> DOCUMENT SOURCE
18/03/2008

Les Pyramides selon Roland Emmerich (Stargate, 10 000)



Stargate (1994), la bande-annonce

Roland Emmerich est si étonné devant les merveilles que sont les Pyramides qu’il ne peut attribuer raisonnablement leur invention à des êtres humains : pour lui les dieux égyptiens incarnés par les Pharaons, sont tout simplement des extra-terrestres. On a droit à la même soupe depuis Stargate (1994), et on en soupe encore avec 10000 qui est sorti tout récemment (2008) . 10 000 fait pendant à Stargate : on a parfois la désagréable impression d’assister au même film: mêmes pyramides dans des temps reculés, mêmes faux dieux qui, dit-on, seraient venus des étoiles, même révérence mêlée d’effroi pour ces dieux, même esclavage, même soulèvement révolutionnaire, mêmes héros typiques: le vaillant héros flanqué du naïf et de la belle brunette. Ceci nous invite à explorer la signification profonde de cette ressemblance qui existe entre les deux films, même si, entre-temps, Roland Emmerich a réalisé Le Jour d'Après. Ce film est, par ailleurs, très représentatif de l'œuvre du cinéaste, car il relève simultanément de la "science-fiction"et d'un réalisme faisant écho aux analyses très sérieuses d'Al Gore sur l'environnement. Et c'est exactement cela dans Stargate et 10000: des considérations politiques contemporaines mâtinées à de la fiction "rocambolesque".



Sur une lointaine planète, la pyramide est aussi un vaisseau spatial (Stargate)


Oui, les films Stargate et 10000 partagent une mise en scène d'extra-terrestres terroristes se prenant pour des dieux. Heureusement, des êtres émancipés sont là pour soulever le peuple et leur imposer la véritable liberté, la liberté démocratique. Dès lors qu’il n’y a plus de dieux, les dieux se retrouvent dans le peuple (dans Stargate, les libérateurs sont les américains des temps modernes, dans 10 000 : les libérateurs sont des tribus préhistoriques métissées et nomades: on passe de l’impérialisme américain au communisme altermondialiste comme une lettre à la poste). Bref, au mépris de l’histoire la plus élémentaire -mais cela n'importe pas vraiment, c'est un film-, on impose l’homme préhistorique comme un être affranchi des préjugés et de la religion, rebelle aux superstitions; si cet homme est superstitieux ou religieux, c’est qu’il est esclave et guidé par la crainte stupide ; et s'il a la chance d'être un peu plus éclairé, il sera encore craintif, refusant de voir son village exterminé par un coup de gueule du méchant pharaon-dieu. Tout cela est extrêmement "moderne" et humanitaire, reconnaissons-le.

> LA CONSIGNE
Poursuivez l'article sur les Pyramides dans les films de Roland Emmerich après sa dernière phrase. Les données n'ont aucun rôle à jouer ici.

> DONNÉES BRUTES

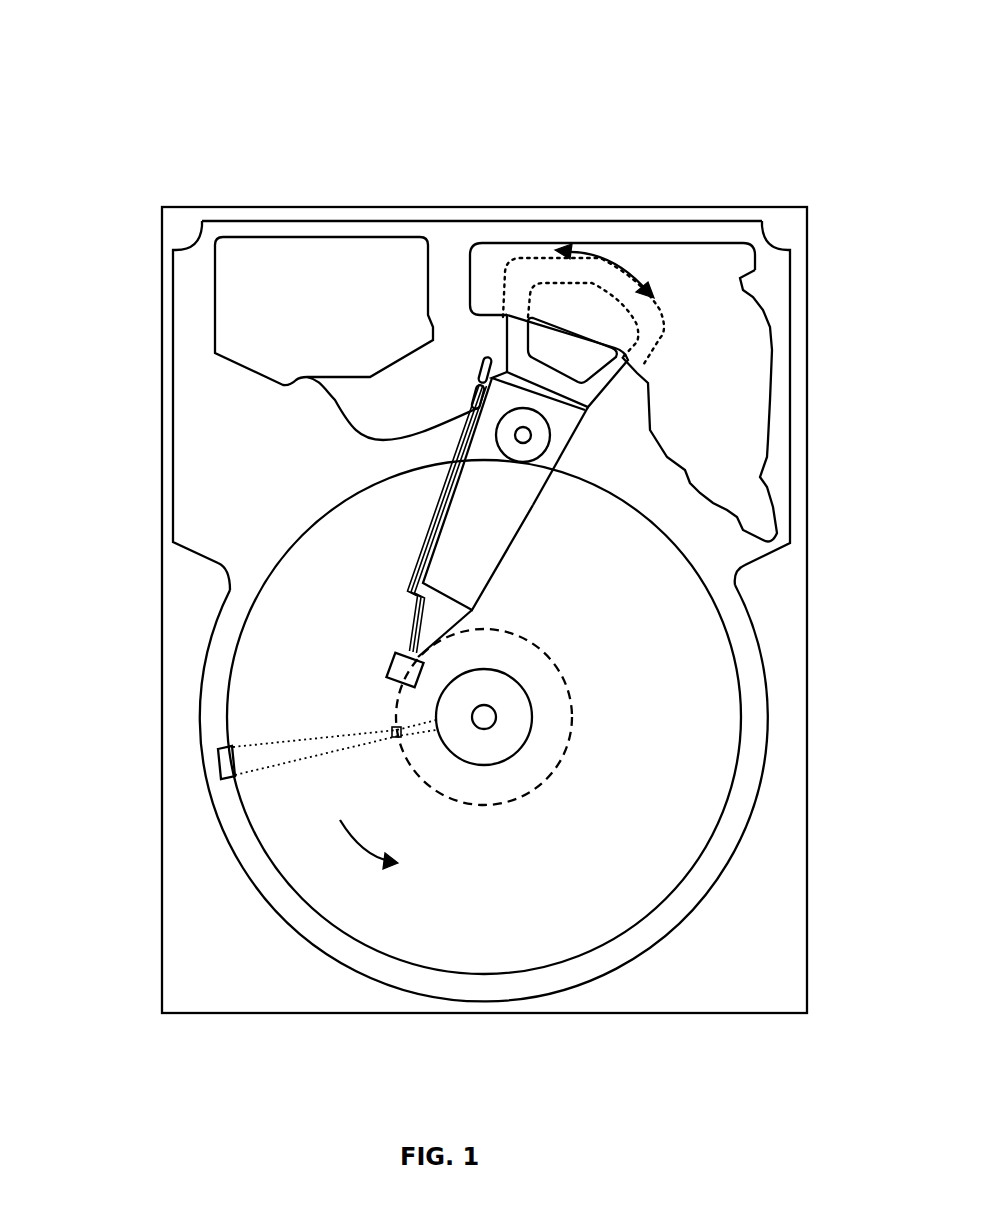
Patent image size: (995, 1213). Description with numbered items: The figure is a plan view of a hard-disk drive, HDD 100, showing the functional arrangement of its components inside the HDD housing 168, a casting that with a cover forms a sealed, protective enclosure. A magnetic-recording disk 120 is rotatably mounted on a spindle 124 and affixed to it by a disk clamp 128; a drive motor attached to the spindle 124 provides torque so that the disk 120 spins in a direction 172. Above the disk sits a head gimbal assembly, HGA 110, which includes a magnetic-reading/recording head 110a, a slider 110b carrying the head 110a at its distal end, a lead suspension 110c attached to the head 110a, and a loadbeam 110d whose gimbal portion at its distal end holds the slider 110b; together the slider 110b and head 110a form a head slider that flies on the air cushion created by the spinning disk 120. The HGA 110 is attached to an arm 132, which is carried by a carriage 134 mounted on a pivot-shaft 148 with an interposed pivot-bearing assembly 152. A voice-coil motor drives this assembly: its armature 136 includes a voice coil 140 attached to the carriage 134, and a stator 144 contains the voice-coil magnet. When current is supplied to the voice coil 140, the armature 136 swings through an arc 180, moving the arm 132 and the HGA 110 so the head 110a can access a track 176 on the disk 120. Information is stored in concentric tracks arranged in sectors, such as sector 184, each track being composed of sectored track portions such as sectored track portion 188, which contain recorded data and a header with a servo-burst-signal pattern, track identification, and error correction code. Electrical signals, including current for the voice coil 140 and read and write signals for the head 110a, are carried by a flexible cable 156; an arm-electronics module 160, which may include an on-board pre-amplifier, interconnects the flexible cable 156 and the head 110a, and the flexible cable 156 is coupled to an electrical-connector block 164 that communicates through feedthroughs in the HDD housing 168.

> RÉSULTAT
Dans 10 000, les hommes préhistoriques sont les ancêtres des rastaman affiliés à ATTAC;
dans Stargate , les libérateurs du peuple esclave sont américains et bien modernes:


Dans Stargate, le Pharaon extra-terrestre parasitait le corps d’un jeune homme depuis des milliers d’années. Ayant lamentablement échoué dans sa conquête terrestre à maintenir le calme parmi son peuple, il prit la poudre d’escampette vers la galaxie d’Orion, amenant avec lui une foule d’esclaves illettrés chargés de travailler à sa plus grande gloire, en lui bâtissant des pyramides... jusqu’à ce que, quelques milliers d'années plus tard, des américains atterrissent pour sauver le monde englué, et refassent la Révolution ...


10 000: même révolte démocratique que dans Stargate


Dans 10 000, on retrouve, quoique plus brièvement, cette idée des « dieux qui viendraient des étoiles » (ou d'une Atlantide perdue, d'où ils seraient venus "en volant sur l'eau", c'est-à-dire en bateau) et qui maintiennent également le peuple dans l'ignorance. Les nomades-héros débarquent, fomentant une révolte (thème de la révolution spontanée et généreuse). Qu’est-ce qui définit mieux l’idéal de démocratie qu’un peuple innocent, se révoltant aussi unanimement qu’un troupeau de mammouths libérés? Et l'on peut aussi se demander: où réside-t-elle , cette liberté de sauvages qui n'ont jamais rien construit? Eh bien, ces sauvages sont libres parce qu'ils ne croient en rien, parce qu'ils dé-voilent le visage de leurs Dieux. Certes, ils ont bien raison car les dieux sont des usurpateurs. Mais on le sait pourtant : toutes les civilisations du passé étaient profondément religieuses (à Rome, par exemple tout père de famille était le prêtre de sa religion domestique; toutes les lois relatives à la propriété étaient issues de la religion).

Plus sérieusement, l’intérêt des films de Roland Emmerich réside dans la croyance dans une origine surhumaine de cette brillante civilisation égyptienne, parce que l’origine elle-même reste inexplicable, et inexpliquée.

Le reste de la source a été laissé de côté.